◆ **Request**
Copy each of the following rows word for word, without changing any line.

..........

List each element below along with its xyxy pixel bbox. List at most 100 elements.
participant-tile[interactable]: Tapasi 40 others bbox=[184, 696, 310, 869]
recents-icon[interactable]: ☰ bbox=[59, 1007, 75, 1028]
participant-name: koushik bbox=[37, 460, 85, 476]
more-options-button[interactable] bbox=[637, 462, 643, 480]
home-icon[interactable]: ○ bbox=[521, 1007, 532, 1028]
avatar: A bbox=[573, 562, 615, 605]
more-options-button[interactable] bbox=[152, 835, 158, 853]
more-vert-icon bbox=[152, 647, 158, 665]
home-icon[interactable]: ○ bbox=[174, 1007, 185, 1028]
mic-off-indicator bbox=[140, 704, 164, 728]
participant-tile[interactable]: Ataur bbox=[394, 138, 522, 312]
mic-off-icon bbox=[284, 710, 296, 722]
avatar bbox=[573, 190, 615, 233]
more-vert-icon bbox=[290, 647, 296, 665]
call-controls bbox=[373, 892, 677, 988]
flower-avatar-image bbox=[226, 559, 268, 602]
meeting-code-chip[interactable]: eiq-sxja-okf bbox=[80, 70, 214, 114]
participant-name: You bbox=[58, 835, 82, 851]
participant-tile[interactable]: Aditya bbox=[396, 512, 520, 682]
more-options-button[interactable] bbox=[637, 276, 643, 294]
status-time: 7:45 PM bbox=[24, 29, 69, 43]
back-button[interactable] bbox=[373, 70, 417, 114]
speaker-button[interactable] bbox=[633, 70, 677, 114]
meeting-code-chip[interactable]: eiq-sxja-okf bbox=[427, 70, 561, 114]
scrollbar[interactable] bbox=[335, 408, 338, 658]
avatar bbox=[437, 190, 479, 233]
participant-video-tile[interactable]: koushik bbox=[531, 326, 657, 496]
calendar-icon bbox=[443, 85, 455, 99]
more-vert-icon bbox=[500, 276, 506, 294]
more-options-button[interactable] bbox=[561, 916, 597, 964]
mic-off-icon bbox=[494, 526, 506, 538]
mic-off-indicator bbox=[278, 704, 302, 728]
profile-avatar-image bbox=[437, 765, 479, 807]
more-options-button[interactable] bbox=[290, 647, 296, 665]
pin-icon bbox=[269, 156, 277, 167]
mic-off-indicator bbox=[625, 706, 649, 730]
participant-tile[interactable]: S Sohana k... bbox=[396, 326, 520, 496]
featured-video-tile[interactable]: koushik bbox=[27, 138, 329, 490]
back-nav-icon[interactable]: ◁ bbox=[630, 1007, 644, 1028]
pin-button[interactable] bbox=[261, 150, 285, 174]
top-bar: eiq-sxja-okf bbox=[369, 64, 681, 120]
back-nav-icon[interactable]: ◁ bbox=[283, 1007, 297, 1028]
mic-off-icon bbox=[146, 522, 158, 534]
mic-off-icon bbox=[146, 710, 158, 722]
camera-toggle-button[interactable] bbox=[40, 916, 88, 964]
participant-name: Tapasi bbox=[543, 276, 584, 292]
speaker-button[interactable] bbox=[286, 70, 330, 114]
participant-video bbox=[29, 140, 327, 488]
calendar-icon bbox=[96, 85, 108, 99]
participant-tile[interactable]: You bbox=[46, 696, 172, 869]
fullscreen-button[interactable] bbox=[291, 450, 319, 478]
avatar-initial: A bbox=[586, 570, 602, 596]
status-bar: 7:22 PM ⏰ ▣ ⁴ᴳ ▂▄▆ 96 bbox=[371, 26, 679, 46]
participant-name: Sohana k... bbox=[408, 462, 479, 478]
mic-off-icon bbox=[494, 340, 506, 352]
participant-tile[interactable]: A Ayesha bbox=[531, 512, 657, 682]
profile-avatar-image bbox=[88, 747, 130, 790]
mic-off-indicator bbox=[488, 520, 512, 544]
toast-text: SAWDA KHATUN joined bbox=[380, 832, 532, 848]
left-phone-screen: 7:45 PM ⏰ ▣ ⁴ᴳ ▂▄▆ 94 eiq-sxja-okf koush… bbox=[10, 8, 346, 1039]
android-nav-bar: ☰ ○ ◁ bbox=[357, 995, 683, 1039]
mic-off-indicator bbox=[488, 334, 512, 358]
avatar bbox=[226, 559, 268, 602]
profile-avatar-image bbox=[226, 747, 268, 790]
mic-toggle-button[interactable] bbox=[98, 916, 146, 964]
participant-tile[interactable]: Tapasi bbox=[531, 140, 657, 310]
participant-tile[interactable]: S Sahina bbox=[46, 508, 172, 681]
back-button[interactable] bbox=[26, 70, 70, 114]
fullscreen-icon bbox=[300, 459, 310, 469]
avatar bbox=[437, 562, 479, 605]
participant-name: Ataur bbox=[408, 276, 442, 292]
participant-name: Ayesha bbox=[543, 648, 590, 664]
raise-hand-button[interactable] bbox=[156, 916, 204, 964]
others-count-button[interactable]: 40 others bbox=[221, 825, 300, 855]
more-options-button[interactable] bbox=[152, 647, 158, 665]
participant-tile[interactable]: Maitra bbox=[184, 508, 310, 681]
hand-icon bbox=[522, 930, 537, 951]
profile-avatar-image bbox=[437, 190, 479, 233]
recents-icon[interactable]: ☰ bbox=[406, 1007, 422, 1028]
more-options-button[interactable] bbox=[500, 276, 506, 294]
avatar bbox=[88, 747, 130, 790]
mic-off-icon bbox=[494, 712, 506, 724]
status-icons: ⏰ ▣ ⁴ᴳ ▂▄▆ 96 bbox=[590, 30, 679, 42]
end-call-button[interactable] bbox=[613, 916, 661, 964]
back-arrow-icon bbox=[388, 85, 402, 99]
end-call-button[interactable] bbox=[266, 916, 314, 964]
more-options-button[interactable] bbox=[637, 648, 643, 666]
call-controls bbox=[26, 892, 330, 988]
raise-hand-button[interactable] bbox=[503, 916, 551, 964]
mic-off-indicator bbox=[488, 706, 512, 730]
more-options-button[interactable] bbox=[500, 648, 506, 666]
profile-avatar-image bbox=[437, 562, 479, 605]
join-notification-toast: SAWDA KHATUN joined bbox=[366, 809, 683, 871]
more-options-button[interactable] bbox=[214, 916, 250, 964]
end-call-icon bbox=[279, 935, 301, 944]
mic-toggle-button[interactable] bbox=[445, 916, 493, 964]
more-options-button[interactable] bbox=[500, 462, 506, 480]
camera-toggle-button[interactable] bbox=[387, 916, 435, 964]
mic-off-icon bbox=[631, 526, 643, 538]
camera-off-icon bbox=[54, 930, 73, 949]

..........

◆ **Correct response**
List each element below along with its xyxy pixel bbox. List at most 100 elements.
participant-tile[interactable]: Tapasi 40 others bbox=[184, 696, 310, 869]
recents-icon[interactable]: ☰ bbox=[59, 1007, 75, 1028]
participant-name: koushik bbox=[37, 460, 85, 476]
more-options-button[interactable] bbox=[637, 462, 643, 480]
home-icon[interactable]: ○ bbox=[521, 1007, 532, 1028]
avatar: A bbox=[573, 562, 615, 605]
more-options-button[interactable] bbox=[152, 835, 158, 853]
more-vert-icon bbox=[152, 647, 158, 665]
home-icon[interactable]: ○ bbox=[174, 1007, 185, 1028]
mic-off-indicator bbox=[140, 704, 164, 728]
participant-tile[interactable]: Ataur bbox=[394, 138, 522, 312]
mic-off-icon bbox=[284, 710, 296, 722]
avatar bbox=[573, 190, 615, 233]
more-vert-icon bbox=[290, 647, 296, 665]
call-controls bbox=[373, 892, 677, 988]
flower-avatar-image bbox=[226, 559, 268, 602]
meeting-code-chip[interactable]: eiq-sxja-okf bbox=[80, 70, 214, 114]
participant-name: You bbox=[58, 835, 82, 851]
participant-tile[interactable]: Aditya bbox=[396, 512, 520, 682]
more-options-button[interactable] bbox=[637, 276, 643, 294]
status-time: 7:45 PM bbox=[24, 29, 69, 43]
back-button[interactable] bbox=[373, 70, 417, 114]
speaker-button[interactable] bbox=[633, 70, 677, 114]
meeting-code-chip[interactable]: eiq-sxja-okf bbox=[427, 70, 561, 114]
scrollbar[interactable] bbox=[335, 408, 338, 658]
avatar bbox=[437, 190, 479, 233]
participant-video-tile[interactable]: koushik bbox=[531, 326, 657, 496]
calendar-icon bbox=[443, 85, 455, 99]
more-vert-icon bbox=[500, 276, 506, 294]
more-options-button[interactable] bbox=[561, 916, 597, 964]
mic-off-icon bbox=[494, 526, 506, 538]
mic-off-indicator bbox=[278, 704, 302, 728]
profile-avatar-image bbox=[437, 765, 479, 807]
more-options-button[interactable] bbox=[290, 647, 296, 665]
pin-icon bbox=[269, 156, 277, 167]
mic-off-indicator bbox=[625, 706, 649, 730]
participant-tile[interactable]: S Sohana k... bbox=[396, 326, 520, 496]
featured-video-tile[interactable]: koushik bbox=[27, 138, 329, 490]
back-nav-icon[interactable]: ◁ bbox=[630, 1007, 644, 1028]
pin-button[interactable] bbox=[261, 150, 285, 174]
top-bar: eiq-sxja-okf bbox=[369, 64, 681, 120]
back-nav-icon[interactable]: ◁ bbox=[283, 1007, 297, 1028]
mic-off-icon bbox=[146, 522, 158, 534]
mic-off-icon bbox=[146, 710, 158, 722]
camera-toggle-button[interactable] bbox=[40, 916, 88, 964]
participant-name: Tapasi bbox=[543, 276, 584, 292]
speaker-button[interactable] bbox=[286, 70, 330, 114]
participant-video bbox=[29, 140, 327, 488]
calendar-icon bbox=[96, 85, 108, 99]
participant-tile[interactable]: You bbox=[46, 696, 172, 869]
fullscreen-button[interactable] bbox=[291, 450, 319, 478]
avatar-initial: A bbox=[586, 570, 602, 596]
status-bar: 7:22 PM ⏰ ▣ ⁴ᴳ ▂▄▆ 96 bbox=[371, 26, 679, 46]
participant-name: Sohana k... bbox=[408, 462, 479, 478]
mic-off-icon bbox=[494, 340, 506, 352]
participant-tile[interactable]: A Ayesha bbox=[531, 512, 657, 682]
profile-avatar-image bbox=[88, 747, 130, 790]
mic-off-indicator bbox=[488, 520, 512, 544]
toast-text: SAWDA KHATUN joined bbox=[380, 832, 532, 848]
left-phone-screen: 7:45 PM ⏰ ▣ ⁴ᴳ ▂▄▆ 94 eiq-sxja-okf koush… bbox=[10, 8, 346, 1039]
android-nav-bar: ☰ ○ ◁ bbox=[357, 995, 683, 1039]
mic-off-indicator bbox=[488, 334, 512, 358]
avatar bbox=[226, 559, 268, 602]
profile-avatar-image bbox=[226, 747, 268, 790]
mic-toggle-button[interactable] bbox=[98, 916, 146, 964]
participant-tile[interactable]: Tapasi bbox=[531, 140, 657, 310]
participant-tile[interactable]: S Sahina bbox=[46, 508, 172, 681]
back-button[interactable] bbox=[26, 70, 70, 114]
fullscreen-icon bbox=[300, 459, 310, 469]
avatar bbox=[437, 562, 479, 605]
participant-name: Ataur bbox=[408, 276, 442, 292]
participant-name: Ayesha bbox=[543, 648, 590, 664]
raise-hand-button[interactable] bbox=[156, 916, 204, 964]
others-count-button[interactable]: 40 others bbox=[221, 825, 300, 855]
more-options-button[interactable] bbox=[152, 647, 158, 665]
participant-tile[interactable]: Maitra bbox=[184, 508, 310, 681]
hand-icon bbox=[522, 930, 537, 951]
profile-avatar-image bbox=[437, 190, 479, 233]
recents-icon[interactable]: ☰ bbox=[406, 1007, 422, 1028]
more-options-button[interactable] bbox=[500, 276, 506, 294]
avatar bbox=[88, 747, 130, 790]
mic-off-icon bbox=[494, 712, 506, 724]
status-icons: ⏰ ▣ ⁴ᴳ ▂▄▆ 96 bbox=[590, 30, 679, 42]
end-call-button[interactable] bbox=[613, 916, 661, 964]
back-arrow-icon bbox=[388, 85, 402, 99]
end-call-button[interactable] bbox=[266, 916, 314, 964]
more-options-button[interactable] bbox=[637, 648, 643, 666]
call-controls bbox=[26, 892, 330, 988]
raise-hand-button[interactable] bbox=[503, 916, 551, 964]
mic-off-indicator bbox=[488, 706, 512, 730]
more-options-button[interactable] bbox=[500, 648, 506, 666]
profile-avatar-image bbox=[437, 562, 479, 605]
join-notification-toast: SAWDA KHATUN joined bbox=[366, 809, 683, 871]
more-options-button[interactable] bbox=[214, 916, 250, 964]
end-call-icon bbox=[279, 935, 301, 944]
mic-toggle-button[interactable] bbox=[445, 916, 493, 964]
more-options-button[interactable] bbox=[500, 462, 506, 480]
camera-toggle-button[interactable] bbox=[387, 916, 435, 964]
mic-off-icon bbox=[631, 526, 643, 538]
camera-off-icon bbox=[54, 930, 73, 949]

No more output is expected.